#### [SHORT TASK]
Restate the entries below word for word, omitting nothing.

• • • • • • •

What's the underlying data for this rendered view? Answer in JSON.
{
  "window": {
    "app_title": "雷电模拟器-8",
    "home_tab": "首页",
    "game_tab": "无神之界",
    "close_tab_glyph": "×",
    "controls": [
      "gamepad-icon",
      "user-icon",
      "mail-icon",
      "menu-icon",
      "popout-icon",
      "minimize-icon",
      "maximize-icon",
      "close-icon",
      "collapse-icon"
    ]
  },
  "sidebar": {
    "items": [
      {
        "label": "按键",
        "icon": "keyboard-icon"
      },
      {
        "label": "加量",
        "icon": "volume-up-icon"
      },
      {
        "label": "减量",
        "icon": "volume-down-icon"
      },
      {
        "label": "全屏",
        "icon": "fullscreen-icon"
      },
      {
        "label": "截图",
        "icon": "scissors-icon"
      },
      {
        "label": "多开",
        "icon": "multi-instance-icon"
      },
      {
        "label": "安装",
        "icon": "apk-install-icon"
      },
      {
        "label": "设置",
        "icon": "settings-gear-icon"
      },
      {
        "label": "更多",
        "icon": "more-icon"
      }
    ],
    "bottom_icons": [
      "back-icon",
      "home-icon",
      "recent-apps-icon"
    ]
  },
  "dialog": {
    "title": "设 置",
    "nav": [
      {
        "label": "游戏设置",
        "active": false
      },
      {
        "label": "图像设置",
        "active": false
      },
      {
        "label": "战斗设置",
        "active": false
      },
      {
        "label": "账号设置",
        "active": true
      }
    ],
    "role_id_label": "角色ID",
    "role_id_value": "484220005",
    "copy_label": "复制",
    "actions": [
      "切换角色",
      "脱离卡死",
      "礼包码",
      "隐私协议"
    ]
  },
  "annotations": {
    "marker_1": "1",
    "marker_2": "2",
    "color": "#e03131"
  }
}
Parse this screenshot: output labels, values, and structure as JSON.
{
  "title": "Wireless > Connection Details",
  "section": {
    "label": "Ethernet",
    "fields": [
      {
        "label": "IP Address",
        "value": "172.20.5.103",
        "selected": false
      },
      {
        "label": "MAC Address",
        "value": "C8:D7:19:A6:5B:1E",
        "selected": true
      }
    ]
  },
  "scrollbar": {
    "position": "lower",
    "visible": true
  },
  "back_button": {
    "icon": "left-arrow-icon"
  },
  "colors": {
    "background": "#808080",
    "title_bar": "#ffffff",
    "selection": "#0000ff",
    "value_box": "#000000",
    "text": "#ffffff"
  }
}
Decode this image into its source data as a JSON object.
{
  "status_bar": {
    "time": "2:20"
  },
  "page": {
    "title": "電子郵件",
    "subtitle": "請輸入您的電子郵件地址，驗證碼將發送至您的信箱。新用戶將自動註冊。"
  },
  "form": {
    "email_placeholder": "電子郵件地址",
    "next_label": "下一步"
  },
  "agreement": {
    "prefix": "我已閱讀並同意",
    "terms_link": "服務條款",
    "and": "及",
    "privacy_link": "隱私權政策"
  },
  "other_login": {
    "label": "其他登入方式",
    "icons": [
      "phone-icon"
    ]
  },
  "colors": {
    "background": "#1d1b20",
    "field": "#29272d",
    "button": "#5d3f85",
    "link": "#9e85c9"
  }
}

• • • • • • •

#### [EXERCISE SOLUTION]
What's the underlying data for this rendered view? Answer in JSON.
{
  "window": {
    "app_title": "雷电模拟器-8",
    "home_tab": "首页",
    "game_tab": "无神之界",
    "close_tab_glyph": "×",
    "controls": [
      "gamepad-icon",
      "user-icon",
      "mail-icon",
      "menu-icon",
      "popout-icon",
      "minimize-icon",
      "maximize-icon",
      "close-icon",
      "collapse-icon"
    ]
  },
  "sidebar": {
    "items": [
      {
        "label": "按键",
        "icon": "keyboard-icon"
      },
      {
        "label": "加量",
        "icon": "volume-up-icon"
      },
      {
        "label": "减量",
        "icon": "volume-down-icon"
      },
      {
        "label": "全屏",
        "icon": "fullscreen-icon"
      },
      {
        "label": "截图",
        "icon": "scissors-icon"
      },
      {
        "label": "多开",
        "icon": "multi-instance-icon"
      },
      {
        "label": "安装",
        "icon": "apk-install-icon"
      },
      {
        "label": "设置",
        "icon": "settings-gear-icon"
      },
      {
        "label": "更多",
        "icon": "more-icon"
      }
    ],
    "bottom_icons": [
      "back-icon",
      "home-icon",
      "recent-apps-icon"
    ]
  },
  "dialog": {
    "title": "设 置",
    "nav": [
      {
        "label": "游戏设置",
        "active": false
      },
      {
        "label": "图像设置",
        "active": false
      },
      {
        "label": "战斗设置",
        "active": false
      },
      {
        "label": "账号设置",
        "active": true
      }
    ],
    "role_id_label": "角色ID",
    "role_id_value": "484220005",
    "copy_label": "复制",
    "actions": [
      "切换角色",
      "脱离卡死",
      "礼包码",
      "隐私协议"
    ]
  },
  "annotations": {
    "marker_1": "1",
    "marker_2": "2",
    "color": "#e03131"
  }
}
Parse this screenshot: output labels, values, and structure as JSON.
{
  "title": "Wireless > Connection Details",
  "section": {
    "label": "Ethernet",
    "fields": [
      {
        "label": "IP Address",
        "value": "172.20.5.103",
        "selected": false
      },
      {
        "label": "MAC Address",
        "value": "C8:D7:19:A6:5B:1E",
        "selected": true
      }
    ]
  },
  "scrollbar": {
    "position": "lower",
    "visible": true
  },
  "back_button": {
    "icon": "left-arrow-icon"
  },
  "colors": {
    "background": "#808080",
    "title_bar": "#ffffff",
    "selection": "#0000ff",
    "value_box": "#000000",
    "text": "#ffffff"
  }
}
Decode this image into its source data as a JSON object.
{
  "status_bar": {
    "time": "2:20"
  },
  "page": {
    "title": "電子郵件",
    "subtitle": "請輸入您的電子郵件地址，驗證碼將發送至您的信箱。新用戶將自動註冊。"
  },
  "form": {
    "email_placeholder": "電子郵件地址",
    "next_label": "下一步"
  },
  "agreement": {
    "prefix": "我已閱讀並同意",
    "terms_link": "服務條款",
    "and": "及",
    "privacy_link": "隱私權政策"
  },
  "other_login": {
    "label": "其他登入方式",
    "icons": [
      "phone-icon"
    ]
  },
  "colors": {
    "background": "#1d1b20",
    "field": "#29272d",
    "button": "#5d3f85",
    "link": "#9e85c9"
  }
}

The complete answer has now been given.